> [Data lines]
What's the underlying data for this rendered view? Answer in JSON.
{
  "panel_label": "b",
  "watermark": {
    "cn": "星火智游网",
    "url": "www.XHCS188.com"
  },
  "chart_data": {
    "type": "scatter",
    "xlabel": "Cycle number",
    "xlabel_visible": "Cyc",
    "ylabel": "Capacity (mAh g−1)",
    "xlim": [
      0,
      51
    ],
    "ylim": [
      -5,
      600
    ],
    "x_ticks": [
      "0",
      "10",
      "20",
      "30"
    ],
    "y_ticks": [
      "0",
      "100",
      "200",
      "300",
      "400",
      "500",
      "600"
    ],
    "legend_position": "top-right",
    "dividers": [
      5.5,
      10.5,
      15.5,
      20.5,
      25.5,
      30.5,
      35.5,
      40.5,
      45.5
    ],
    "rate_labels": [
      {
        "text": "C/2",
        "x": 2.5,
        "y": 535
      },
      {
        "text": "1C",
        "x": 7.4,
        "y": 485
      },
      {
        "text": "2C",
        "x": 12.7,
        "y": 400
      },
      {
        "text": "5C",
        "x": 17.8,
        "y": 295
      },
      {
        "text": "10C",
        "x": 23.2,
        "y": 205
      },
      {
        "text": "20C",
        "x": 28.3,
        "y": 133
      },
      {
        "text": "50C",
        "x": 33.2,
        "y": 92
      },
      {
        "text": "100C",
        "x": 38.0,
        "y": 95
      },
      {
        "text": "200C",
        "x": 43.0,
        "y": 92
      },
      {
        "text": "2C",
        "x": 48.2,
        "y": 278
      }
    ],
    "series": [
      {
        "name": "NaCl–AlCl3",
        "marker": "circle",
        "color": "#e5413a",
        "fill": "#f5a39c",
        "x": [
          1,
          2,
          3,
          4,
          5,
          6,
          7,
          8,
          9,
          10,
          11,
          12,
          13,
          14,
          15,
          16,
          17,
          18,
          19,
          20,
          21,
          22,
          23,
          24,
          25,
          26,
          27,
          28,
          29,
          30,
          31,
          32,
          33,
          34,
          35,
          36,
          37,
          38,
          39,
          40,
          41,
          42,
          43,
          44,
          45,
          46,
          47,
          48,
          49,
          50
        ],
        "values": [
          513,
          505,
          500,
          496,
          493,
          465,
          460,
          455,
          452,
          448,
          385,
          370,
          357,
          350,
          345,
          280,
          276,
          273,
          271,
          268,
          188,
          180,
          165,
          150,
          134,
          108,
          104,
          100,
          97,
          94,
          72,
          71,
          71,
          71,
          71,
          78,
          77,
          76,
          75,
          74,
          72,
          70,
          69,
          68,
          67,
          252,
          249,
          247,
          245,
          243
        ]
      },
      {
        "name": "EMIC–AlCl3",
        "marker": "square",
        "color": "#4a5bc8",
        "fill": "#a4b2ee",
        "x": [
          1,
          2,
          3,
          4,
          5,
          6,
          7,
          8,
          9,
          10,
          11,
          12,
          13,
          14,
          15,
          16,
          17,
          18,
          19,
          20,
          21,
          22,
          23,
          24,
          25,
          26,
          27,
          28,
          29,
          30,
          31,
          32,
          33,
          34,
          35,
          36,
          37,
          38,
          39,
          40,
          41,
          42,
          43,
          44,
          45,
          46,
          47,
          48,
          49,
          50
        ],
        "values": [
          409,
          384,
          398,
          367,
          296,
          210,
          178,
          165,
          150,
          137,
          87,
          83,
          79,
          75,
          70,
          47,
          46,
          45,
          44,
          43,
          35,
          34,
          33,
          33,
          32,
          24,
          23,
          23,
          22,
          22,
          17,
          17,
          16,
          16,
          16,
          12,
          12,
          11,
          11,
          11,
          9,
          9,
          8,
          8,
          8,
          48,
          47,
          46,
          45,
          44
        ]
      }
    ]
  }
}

> [Written exercise]
Please repeat the material above, word for word and in full.

> [Response to this exercise]
What's the underlying data for this rendered view? Answer in JSON.
{
  "panel_label": "b",
  "watermark": {
    "cn": "星火智游网",
    "url": "www.XHCS188.com"
  },
  "chart_data": {
    "type": "scatter",
    "xlabel": "Cycle number",
    "xlabel_visible": "Cyc",
    "ylabel": "Capacity (mAh g−1)",
    "xlim": [
      0,
      51
    ],
    "ylim": [
      -5,
      600
    ],
    "x_ticks": [
      "0",
      "10",
      "20",
      "30"
    ],
    "y_ticks": [
      "0",
      "100",
      "200",
      "300",
      "400",
      "500",
      "600"
    ],
    "legend_position": "top-right",
    "dividers": [
      5.5,
      10.5,
      15.5,
      20.5,
      25.5,
      30.5,
      35.5,
      40.5,
      45.5
    ],
    "rate_labels": [
      {
        "text": "C/2",
        "x": 2.5,
        "y": 535
      },
      {
        "text": "1C",
        "x": 7.4,
        "y": 485
      },
      {
        "text": "2C",
        "x": 12.7,
        "y": 400
      },
      {
        "text": "5C",
        "x": 17.8,
        "y": 295
      },
      {
        "text": "10C",
        "x": 23.2,
        "y": 205
      },
      {
        "text": "20C",
        "x": 28.3,
        "y": 133
      },
      {
        "text": "50C",
        "x": 33.2,
        "y": 92
      },
      {
        "text": "100C",
        "x": 38.0,
        "y": 95
      },
      {
        "text": "200C",
        "x": 43.0,
        "y": 92
      },
      {
        "text": "2C",
        "x": 48.2,
        "y": 278
      }
    ],
    "series": [
      {
        "name": "NaCl–AlCl3",
        "marker": "circle",
        "color": "#e5413a",
        "fill": "#f5a39c",
        "x": [
          1,
          2,
          3,
          4,
          5,
          6,
          7,
          8,
          9,
          10,
          11,
          12,
          13,
          14,
          15,
          16,
          17,
          18,
          19,
          20,
          21,
          22,
          23,
          24,
          25,
          26,
          27,
          28,
          29,
          30,
          31,
          32,
          33,
          34,
          35,
          36,
          37,
          38,
          39,
          40,
          41,
          42,
          43,
          44,
          45,
          46,
          47,
          48,
          49,
          50
        ],
        "values": [
          513,
          505,
          500,
          496,
          493,
          465,
          460,
          455,
          452,
          448,
          385,
          370,
          357,
          350,
          345,
          280,
          276,
          273,
          271,
          268,
          188,
          180,
          165,
          150,
          134,
          108,
          104,
          100,
          97,
          94,
          72,
          71,
          71,
          71,
          71,
          78,
          77,
          76,
          75,
          74,
          72,
          70,
          69,
          68,
          67,
          252,
          249,
          247,
          245,
          243
        ]
      },
      {
        "name": "EMIC–AlCl3",
        "marker": "square",
        "color": "#4a5bc8",
        "fill": "#a4b2ee",
        "x": [
          1,
          2,
          3,
          4,
          5,
          6,
          7,
          8,
          9,
          10,
          11,
          12,
          13,
          14,
          15,
          16,
          17,
          18,
          19,
          20,
          21,
          22,
          23,
          24,
          25,
          26,
          27,
          28,
          29,
          30,
          31,
          32,
          33,
          34,
          35,
          36,
          37,
          38,
          39,
          40,
          41,
          42,
          43,
          44,
          45,
          46,
          47,
          48,
          49,
          50
        ],
        "values": [
          409,
          384,
          398,
          367,
          296,
          210,
          178,
          165,
          150,
          137,
          87,
          83,
          79,
          75,
          70,
          47,
          46,
          45,
          44,
          43,
          35,
          34,
          33,
          33,
          32,
          24,
          23,
          23,
          22,
          22,
          17,
          17,
          16,
          16,
          16,
          12,
          12,
          11,
          11,
          11,
          9,
          9,
          8,
          8,
          8,
          48,
          47,
          46,
          45,
          44
        ]
      }
    ]
  }
}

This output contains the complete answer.